■ Task description: All records below must be retyped exactly.
══════
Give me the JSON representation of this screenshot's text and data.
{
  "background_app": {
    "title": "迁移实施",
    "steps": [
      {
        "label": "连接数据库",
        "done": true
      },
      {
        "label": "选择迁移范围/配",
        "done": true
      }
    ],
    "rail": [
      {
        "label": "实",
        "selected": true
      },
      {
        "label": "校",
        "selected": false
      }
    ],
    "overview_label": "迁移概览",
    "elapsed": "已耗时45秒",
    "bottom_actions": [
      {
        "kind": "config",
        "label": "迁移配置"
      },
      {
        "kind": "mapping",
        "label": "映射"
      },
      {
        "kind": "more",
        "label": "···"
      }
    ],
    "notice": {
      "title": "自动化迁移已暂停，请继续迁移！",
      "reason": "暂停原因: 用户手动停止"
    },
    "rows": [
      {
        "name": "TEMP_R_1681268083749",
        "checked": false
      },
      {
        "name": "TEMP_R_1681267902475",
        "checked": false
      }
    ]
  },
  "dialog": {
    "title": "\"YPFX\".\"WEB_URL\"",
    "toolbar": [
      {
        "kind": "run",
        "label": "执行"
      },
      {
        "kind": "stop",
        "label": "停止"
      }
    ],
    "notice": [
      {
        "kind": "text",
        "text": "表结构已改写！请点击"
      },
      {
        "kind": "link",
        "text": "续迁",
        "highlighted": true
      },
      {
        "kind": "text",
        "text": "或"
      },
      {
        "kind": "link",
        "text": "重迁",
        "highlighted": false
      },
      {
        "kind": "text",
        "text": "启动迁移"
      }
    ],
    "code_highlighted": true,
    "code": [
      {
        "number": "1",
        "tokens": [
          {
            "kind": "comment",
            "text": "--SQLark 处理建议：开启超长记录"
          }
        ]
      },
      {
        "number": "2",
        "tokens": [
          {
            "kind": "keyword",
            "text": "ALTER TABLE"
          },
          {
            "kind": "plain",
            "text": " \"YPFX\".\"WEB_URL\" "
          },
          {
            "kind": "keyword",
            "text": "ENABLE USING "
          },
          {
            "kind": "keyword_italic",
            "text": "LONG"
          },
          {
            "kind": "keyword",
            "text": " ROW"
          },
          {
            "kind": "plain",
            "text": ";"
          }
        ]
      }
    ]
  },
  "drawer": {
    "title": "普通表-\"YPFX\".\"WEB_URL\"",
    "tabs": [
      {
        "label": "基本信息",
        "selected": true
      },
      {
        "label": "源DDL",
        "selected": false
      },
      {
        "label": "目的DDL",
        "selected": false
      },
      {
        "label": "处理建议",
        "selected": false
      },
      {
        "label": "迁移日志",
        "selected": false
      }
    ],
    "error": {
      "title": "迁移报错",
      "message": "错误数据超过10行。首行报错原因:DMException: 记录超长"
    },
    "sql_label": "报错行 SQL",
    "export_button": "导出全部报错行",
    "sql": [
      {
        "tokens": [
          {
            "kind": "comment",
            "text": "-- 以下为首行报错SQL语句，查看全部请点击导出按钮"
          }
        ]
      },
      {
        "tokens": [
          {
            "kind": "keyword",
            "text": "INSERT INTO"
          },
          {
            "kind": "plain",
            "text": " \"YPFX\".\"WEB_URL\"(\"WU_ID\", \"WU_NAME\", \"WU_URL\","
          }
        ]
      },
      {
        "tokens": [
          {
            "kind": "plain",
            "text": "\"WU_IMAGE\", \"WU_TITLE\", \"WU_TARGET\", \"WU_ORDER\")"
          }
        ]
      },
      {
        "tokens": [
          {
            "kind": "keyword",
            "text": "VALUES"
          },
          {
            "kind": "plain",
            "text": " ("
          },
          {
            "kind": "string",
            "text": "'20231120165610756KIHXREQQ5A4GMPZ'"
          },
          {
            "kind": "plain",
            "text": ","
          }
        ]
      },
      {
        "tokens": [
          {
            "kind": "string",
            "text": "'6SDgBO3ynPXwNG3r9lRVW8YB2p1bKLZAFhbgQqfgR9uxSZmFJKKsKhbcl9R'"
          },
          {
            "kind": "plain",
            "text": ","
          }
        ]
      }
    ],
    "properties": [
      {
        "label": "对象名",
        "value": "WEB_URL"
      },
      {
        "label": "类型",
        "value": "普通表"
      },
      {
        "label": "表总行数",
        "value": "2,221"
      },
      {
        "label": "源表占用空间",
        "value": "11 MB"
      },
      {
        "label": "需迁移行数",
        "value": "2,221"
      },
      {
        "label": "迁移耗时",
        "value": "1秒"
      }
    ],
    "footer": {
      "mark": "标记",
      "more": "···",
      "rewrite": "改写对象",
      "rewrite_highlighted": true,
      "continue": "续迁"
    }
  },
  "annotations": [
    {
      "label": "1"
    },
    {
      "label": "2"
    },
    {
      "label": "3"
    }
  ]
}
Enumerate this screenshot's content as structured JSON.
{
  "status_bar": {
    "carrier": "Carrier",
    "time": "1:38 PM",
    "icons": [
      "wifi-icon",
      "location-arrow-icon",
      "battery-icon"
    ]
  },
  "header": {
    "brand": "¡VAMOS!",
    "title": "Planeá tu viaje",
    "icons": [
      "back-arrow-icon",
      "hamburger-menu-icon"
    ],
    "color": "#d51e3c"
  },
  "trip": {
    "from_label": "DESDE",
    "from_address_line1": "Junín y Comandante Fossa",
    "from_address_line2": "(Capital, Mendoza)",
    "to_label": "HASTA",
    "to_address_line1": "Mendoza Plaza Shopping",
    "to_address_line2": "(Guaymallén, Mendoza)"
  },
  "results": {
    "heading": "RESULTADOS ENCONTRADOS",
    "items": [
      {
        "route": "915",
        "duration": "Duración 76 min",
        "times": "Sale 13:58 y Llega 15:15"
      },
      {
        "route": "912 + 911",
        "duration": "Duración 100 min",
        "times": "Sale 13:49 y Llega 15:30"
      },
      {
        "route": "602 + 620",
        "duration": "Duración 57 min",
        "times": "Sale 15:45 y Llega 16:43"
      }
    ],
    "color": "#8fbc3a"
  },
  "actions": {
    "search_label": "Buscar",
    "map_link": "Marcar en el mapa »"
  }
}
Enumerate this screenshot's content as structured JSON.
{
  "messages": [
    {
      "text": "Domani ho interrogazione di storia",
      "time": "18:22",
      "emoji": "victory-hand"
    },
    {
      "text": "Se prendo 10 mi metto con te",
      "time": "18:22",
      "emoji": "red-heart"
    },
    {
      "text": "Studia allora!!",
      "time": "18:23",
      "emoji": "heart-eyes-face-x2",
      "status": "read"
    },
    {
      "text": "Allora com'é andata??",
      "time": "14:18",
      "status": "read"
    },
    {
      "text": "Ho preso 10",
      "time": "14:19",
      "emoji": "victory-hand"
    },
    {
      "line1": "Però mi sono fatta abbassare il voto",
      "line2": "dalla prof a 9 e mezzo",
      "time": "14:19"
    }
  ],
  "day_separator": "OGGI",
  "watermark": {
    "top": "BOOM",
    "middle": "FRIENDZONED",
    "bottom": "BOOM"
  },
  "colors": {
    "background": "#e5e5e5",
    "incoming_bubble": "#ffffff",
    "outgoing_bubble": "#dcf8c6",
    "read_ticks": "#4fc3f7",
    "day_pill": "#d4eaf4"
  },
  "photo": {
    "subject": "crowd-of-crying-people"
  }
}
══════
■ Full response:
Give me the JSON representation of this screenshot's text and data.
{
  "background_app": {
    "title": "迁移实施",
    "steps": [
      {
        "label": "连接数据库",
        "done": true
      },
      {
        "label": "选择迁移范围/配",
        "done": true
      }
    ],
    "rail": [
      {
        "label": "实",
        "selected": true
      },
      {
        "label": "校",
        "selected": false
      }
    ],
    "overview_label": "迁移概览",
    "elapsed": "已耗时45秒",
    "bottom_actions": [
      {
        "kind": "config",
        "label": "迁移配置"
      },
      {
        "kind": "mapping",
        "label": "映射"
      },
      {
        "kind": "more",
        "label": "···"
      }
    ],
    "notice": {
      "title": "自动化迁移已暂停，请继续迁移！",
      "reason": "暂停原因: 用户手动停止"
    },
    "rows": [
      {
        "name": "TEMP_R_1681268083749",
        "checked": false
      },
      {
        "name": "TEMP_R_1681267902475",
        "checked": false
      }
    ]
  },
  "dialog": {
    "title": "\"YPFX\".\"WEB_URL\"",
    "toolbar": [
      {
        "kind": "run",
        "label": "执行"
      },
      {
        "kind": "stop",
        "label": "停止"
      }
    ],
    "notice": [
      {
        "kind": "text",
        "text": "表结构已改写！请点击"
      },
      {
        "kind": "link",
        "text": "续迁",
        "highlighted": true
      },
      {
        "kind": "text",
        "text": "或"
      },
      {
        "kind": "link",
        "text": "重迁",
        "highlighted": false
      },
      {
        "kind": "text",
        "text": "启动迁移"
      }
    ],
    "code_highlighted": true,
    "code": [
      {
        "number": "1",
        "tokens": [
          {
            "kind": "comment",
            "text": "--SQLark 处理建议：开启超长记录"
          }
        ]
      },
      {
        "number": "2",
        "tokens": [
          {
            "kind": "keyword",
            "text": "ALTER TABLE"
          },
          {
            "kind": "plain",
            "text": " \"YPFX\".\"WEB_URL\" "
          },
          {
            "kind": "keyword",
            "text": "ENABLE USING "
          },
          {
            "kind": "keyword_italic",
            "text": "LONG"
          },
          {
            "kind": "keyword",
            "text": " ROW"
          },
          {
            "kind": "plain",
            "text": ";"
          }
        ]
      }
    ]
  },
  "drawer": {
    "title": "普通表-\"YPFX\".\"WEB_URL\"",
    "tabs": [
      {
        "label": "基本信息",
        "selected": true
      },
      {
        "label": "源DDL",
        "selected": false
      },
      {
        "label": "目的DDL",
        "selected": false
      },
      {
        "label": "处理建议",
        "selected": false
      },
      {
        "label": "迁移日志",
        "selected": false
      }
    ],
    "error": {
      "title": "迁移报错",
      "message": "错误数据超过10行。首行报错原因:DMException: 记录超长"
    },
    "sql_label": "报错行 SQL",
    "export_button": "导出全部报错行",
    "sql": [
      {
        "tokens": [
          {
            "kind": "comment",
            "text": "-- 以下为首行报错SQL语句，查看全部请点击导出按钮"
          }
        ]
      },
      {
        "tokens": [
          {
            "kind": "keyword",
            "text": "INSERT INTO"
          },
          {
            "kind": "plain",
            "text": " \"YPFX\".\"WEB_URL\"(\"WU_ID\", \"WU_NAME\", \"WU_URL\","
          }
        ]
      },
      {
        "tokens": [
          {
            "kind": "plain",
            "text": "\"WU_IMAGE\", \"WU_TITLE\", \"WU_TARGET\", \"WU_ORDER\")"
          }
        ]
      },
      {
        "tokens": [
          {
            "kind": "keyword",
            "text": "VALUES"
          },
          {
            "kind": "plain",
            "text": " ("
          },
          {
            "kind": "string",
            "text": "'20231120165610756KIHXREQQ5A4GMPZ'"
          },
          {
            "kind": "plain",
            "text": ","
          }
        ]
      },
      {
        "tokens": [
          {
            "kind": "string",
            "text": "'6SDgBO3ynPXwNG3r9lRVW8YB2p1bKLZAFhbgQqfgR9uxSZmFJKKsKhbcl9R'"
          },
          {
            "kind": "plain",
            "text": ","
          }
        ]
      }
    ],
    "properties": [
      {
        "label": "对象名",
        "value": "WEB_URL"
      },
      {
        "label": "类型",
        "value": "普通表"
      },
      {
        "label": "表总行数",
        "value": "2,221"
      },
      {
        "label": "源表占用空间",
        "value": "11 MB"
      },
      {
        "label": "需迁移行数",
        "value": "2,221"
      },
      {
        "label": "迁移耗时",
        "value": "1秒"
      }
    ],
    "footer": {
      "mark": "标记",
      "more": "···",
      "rewrite": "改写对象",
      "rewrite_highlighted": true,
      "continue": "续迁"
    }
  },
  "annotations": [
    {
      "label": "1"
    },
    {
      "label": "2"
    },
    {
      "label": "3"
    }
  ]
}
Enumerate this screenshot's content as structured JSON.
{
  "status_bar": {
    "carrier": "Carrier",
    "time": "1:38 PM",
    "icons": [
      "wifi-icon",
      "location-arrow-icon",
      "battery-icon"
    ]
  },
  "header": {
    "brand": "¡VAMOS!",
    "title": "Planeá tu viaje",
    "icons": [
      "back-arrow-icon",
      "hamburger-menu-icon"
    ],
    "color": "#d51e3c"
  },
  "trip": {
    "from_label": "DESDE",
    "from_address_line1": "Junín y Comandante Fossa",
    "from_address_line2": "(Capital, Mendoza)",
    "to_label": "HASTA",
    "to_address_line1": "Mendoza Plaza Shopping",
    "to_address_line2": "(Guaymallén, Mendoza)"
  },
  "results": {
    "heading": "RESULTADOS ENCONTRADOS",
    "items": [
      {
        "route": "915",
        "duration": "Duración 76 min",
        "times": "Sale 13:58 y Llega 15:15"
      },
      {
        "route": "912 + 911",
        "duration": "Duración 100 min",
        "times": "Sale 13:49 y Llega 15:30"
      },
      {
        "route": "602 + 620",
        "duration": "Duración 57 min",
        "times": "Sale 15:45 y Llega 16:43"
      }
    ],
    "color": "#8fbc3a"
  },
  "actions": {
    "search_label": "Buscar",
    "map_link": "Marcar en el mapa »"
  }
}
Enumerate this screenshot's content as structured JSON.
{
  "messages": [
    {
      "text": "Domani ho interrogazione di storia",
      "time": "18:22",
      "emoji": "victory-hand"
    },
    {
      "text": "Se prendo 10 mi metto con te",
      "time": "18:22",
      "emoji": "red-heart"
    },
    {
      "text": "Studia allora!!",
      "time": "18:23",
      "emoji": "heart-eyes-face-x2",
      "status": "read"
    },
    {
      "text": "Allora com'é andata??",
      "time": "14:18",
      "status": "read"
    },
    {
      "text": "Ho preso 10",
      "time": "14:19",
      "emoji": "victory-hand"
    },
    {
      "line1": "Però mi sono fatta abbassare il voto",
      "line2": "dalla prof a 9 e mezzo",
      "time": "14:19"
    }
  ],
  "day_separator": "OGGI",
  "watermark": {
    "top": "BOOM",
    "middle": "FRIENDZONED",
    "bottom": "BOOM"
  },
  "colors": {
    "background": "#e5e5e5",
    "incoming_bubble": "#ffffff",
    "outgoing_bubble": "#dcf8c6",
    "read_ticks": "#4fc3f7",
    "day_pill": "#d4eaf4"
  },
  "photo": {
    "subject": "crowd-of-crying-people"
  }
}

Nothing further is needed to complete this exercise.